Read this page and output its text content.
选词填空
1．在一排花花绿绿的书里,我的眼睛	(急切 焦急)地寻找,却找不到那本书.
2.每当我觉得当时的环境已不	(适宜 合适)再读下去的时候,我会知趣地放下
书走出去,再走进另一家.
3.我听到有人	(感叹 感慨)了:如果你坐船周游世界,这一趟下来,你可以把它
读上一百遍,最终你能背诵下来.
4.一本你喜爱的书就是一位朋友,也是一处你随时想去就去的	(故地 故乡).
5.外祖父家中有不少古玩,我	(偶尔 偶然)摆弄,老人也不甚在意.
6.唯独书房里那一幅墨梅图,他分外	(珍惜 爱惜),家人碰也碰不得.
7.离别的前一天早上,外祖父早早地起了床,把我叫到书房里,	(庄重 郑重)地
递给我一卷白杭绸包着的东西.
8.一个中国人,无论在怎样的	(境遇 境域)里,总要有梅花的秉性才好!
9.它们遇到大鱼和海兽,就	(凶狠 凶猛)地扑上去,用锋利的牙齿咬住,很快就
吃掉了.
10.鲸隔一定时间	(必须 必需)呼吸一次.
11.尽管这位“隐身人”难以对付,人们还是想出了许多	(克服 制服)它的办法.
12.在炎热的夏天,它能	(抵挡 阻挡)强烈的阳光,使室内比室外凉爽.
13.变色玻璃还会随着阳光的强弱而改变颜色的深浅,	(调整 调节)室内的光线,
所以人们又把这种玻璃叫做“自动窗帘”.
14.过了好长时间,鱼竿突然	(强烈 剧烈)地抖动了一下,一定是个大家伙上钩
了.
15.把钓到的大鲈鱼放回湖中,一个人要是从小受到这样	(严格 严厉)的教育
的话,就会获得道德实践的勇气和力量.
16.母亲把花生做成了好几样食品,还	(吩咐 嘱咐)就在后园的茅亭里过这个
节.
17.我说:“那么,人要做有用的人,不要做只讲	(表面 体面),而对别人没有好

_Problem details:_ Write out the full listing, keeping every line exactly as it is.

_Written response:_
Read this page and output its text content.
选词填空
1．在一排花花绿绿的书里,我的眼睛	(急切 焦急)地寻找,却找不到那本书.
2.每当我觉得当时的环境已不	(适宜 合适)再读下去的时候,我会知趣地放下
书走出去,再走进另一家.
3.我听到有人	(感叹 感慨)了:如果你坐船周游世界,这一趟下来,你可以把它
读上一百遍,最终你能背诵下来.
4.一本你喜爱的书就是一位朋友,也是一处你随时想去就去的	(故地 故乡).
5.外祖父家中有不少古玩,我	(偶尔 偶然)摆弄,老人也不甚在意.
6.唯独书房里那一幅墨梅图,他分外	(珍惜 爱惜),家人碰也碰不得.
7.离别的前一天早上,外祖父早早地起了床,把我叫到书房里,	(庄重 郑重)地
递给我一卷白杭绸包着的东西.
8.一个中国人,无论在怎样的	(境遇 境域)里,总要有梅花的秉性才好!
9.它们遇到大鱼和海兽,就	(凶狠 凶猛)地扑上去,用锋利的牙齿咬住,很快就
吃掉了.
10.鲸隔一定时间	(必须 必需)呼吸一次.
11.尽管这位“隐身人”难以对付,人们还是想出了许多	(克服 制服)它的办法.
12.在炎热的夏天,它能	(抵挡 阻挡)强烈的阳光,使室内比室外凉爽.
13.变色玻璃还会随着阳光的强弱而改变颜色的深浅,	(调整 调节)室内的光线,
所以人们又把这种玻璃叫做“自动窗帘”.
14.过了好长时间,鱼竿突然	(强烈 剧烈)地抖动了一下,一定是个大家伙上钩
了.
15.把钓到的大鲈鱼放回湖中,一个人要是从小受到这样	(严格 严厉)的教育
的话,就会获得道德实践的勇气和力量.
16.母亲把花生做成了好几样食品,还	(吩咐 嘱咐)就在后园的茅亭里过这个
节.
17.我说:“那么,人要做有用的人,不要做只讲	(表面 体面),而对别人没有好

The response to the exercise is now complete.